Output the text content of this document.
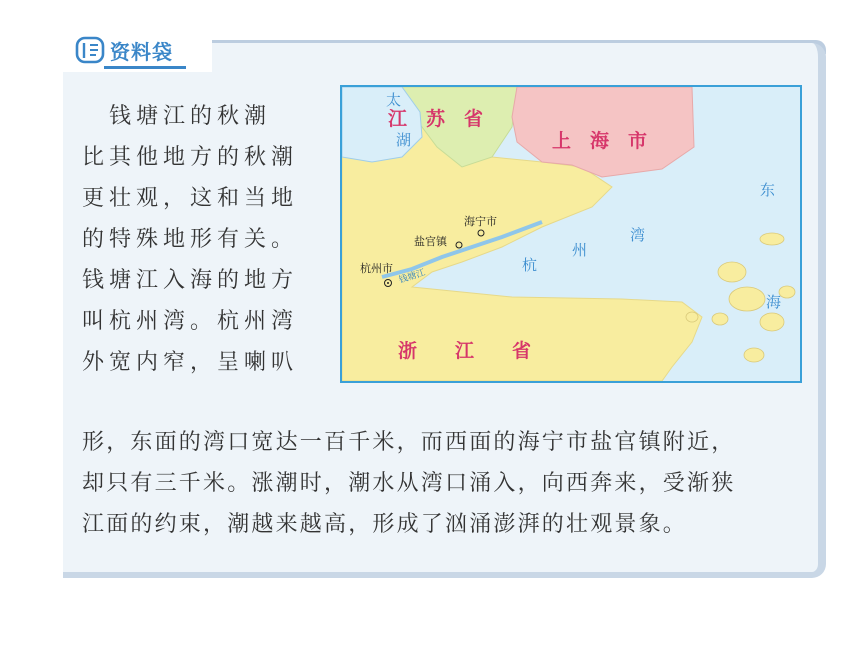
资料袋
　钱塘江的秋潮
比其他地方的秋潮
更壮观，这和当地
的特殊地形有关。
钱塘江入海的地方
叫杭州湾。杭州湾
外宽内窄，呈喇叭
形，东面的湾口宽达一百千米，而西面的海宁市盐官镇附近，
却只有三千米。涨潮时，潮水从湾口涌入，向西奔来，受渐狭
江面的约束，潮越来越高，形成了汹涌澎湃的壮观景象。
江　苏　省
上　海　市
浙　　江　　省
太
湖
东
海
杭
州
湾
海宁市
盐官镇
杭州市 钱塘江
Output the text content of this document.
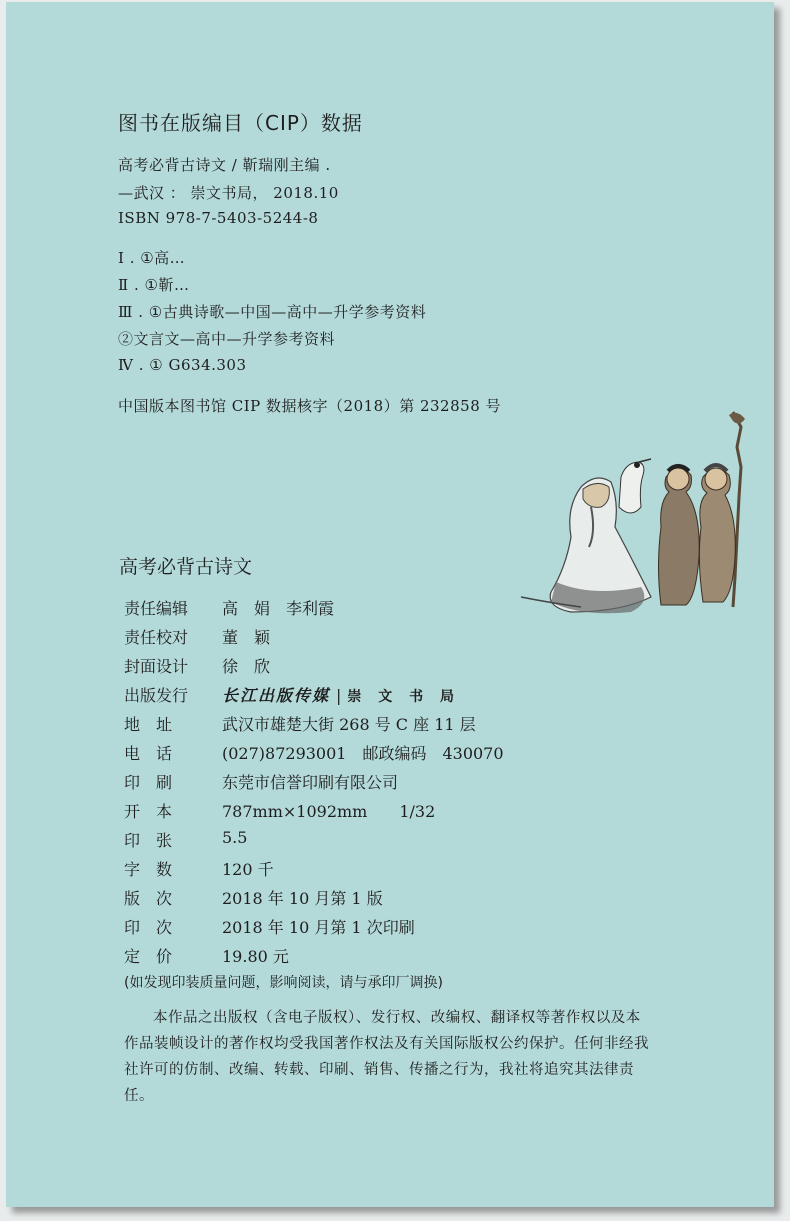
图书在版编目（CIP）数据
高考必背古诗文 / 靳瑞刚主编 .
—武汉 ： 崇文书局， 2018.10
ISBN 978-7-5403-5244-8
Ⅰ . ①高…
Ⅱ . ①靳…
Ⅲ . ①古典诗歌—中国—高中—升学参考资料
②文言文—高中—升学参考资料
Ⅳ . ① G634.303
中国版本图书馆 CIP 数据核字（2018）第 232858 号
高考必背古诗文
责任编辑	高　娟　李利霞
责任校对	董　颖
封面设计	徐　欣
出版发行	长江出版传媒 | 崇 文 书 局
地　址	武汉市雄楚大街 268 号 C 座 11 层
电　话	(027)87293001　邮政编码　430070
印　刷	东莞市信誉印刷有限公司
开　本	787mm×1092mm　　1/32
印　张	5.5
字　数	120 千
版　次	2018 年 10 月第 1 版
印　次	2018 年 10 月第 1 次印刷
定　价	19.80 元
(如发现印装质量问题，影响阅读，请与承印厂调换)
本作品之出版权（含电子版权）、发行权、改编权、翻译权等著作权以及本作品装帧设计的著作权均受我国著作权法及有关国际版权公约保护。任何非经我社许可的仿制、改编、转载、印刷、销售、传播之行为，我社将追究其法律责任。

++++++++++

Go through the entries above and print each one exactly, minus the pictures.

Output the text content of this document.
资料袋
　钱塘江的秋潮
比其他地方的秋潮
更壮观，这和当地
的特殊地形有关。
钱塘江入海的地方
叫杭州湾。杭州湾
外宽内窄，呈喇叭
形，东面的湾口宽达一百千米，而西面的海宁市盐官镇附近，
却只有三千米。涨潮时，潮水从湾口涌入，向西奔来，受渐狭
江面的约束，潮越来越高，形成了汹涌澎湃的壮观景象。
江　苏　省
上　海　市
浙　　江　　省
太
湖
东
海
杭
州
湾
海宁市
盐官镇
杭州市 钱塘江
Output the text content of this document.
图书在版编目（CIP）数据
高考必背古诗文 / 靳瑞刚主编 .
—武汉 ： 崇文书局， 2018.10
ISBN 978-7-5403-5244-8
Ⅰ . ①高…
Ⅱ . ①靳…
Ⅲ . ①古典诗歌—中国—高中—升学参考资料
②文言文—高中—升学参考资料
Ⅳ . ① G634.303
中国版本图书馆 CIP 数据核字（2018）第 232858 号
高考必背古诗文
责任编辑	高　娟　李利霞
责任校对	董　颖
封面设计	徐　欣
出版发行	长江出版传媒 | 崇 文 书 局
地　址	武汉市雄楚大街 268 号 C 座 11 层
电　话	(027)87293001　邮政编码　430070
印　刷	东莞市信誉印刷有限公司
开　本	787mm×1092mm　　1/32
印　张	5.5
字　数	120 千
版　次	2018 年 10 月第 1 版
印　次	2018 年 10 月第 1 次印刷
定　价	19.80 元
(如发现印装质量问题，影响阅读，请与承印厂调换)
本作品之出版权（含电子版权）、发行权、改编权、翻译权等著作权以及本作品装帧设计的著作权均受我国著作权法及有关国际版权公约保护。任何非经我社许可的仿制、改编、转载、印刷、销售、传播之行为，我社将追究其法律责任。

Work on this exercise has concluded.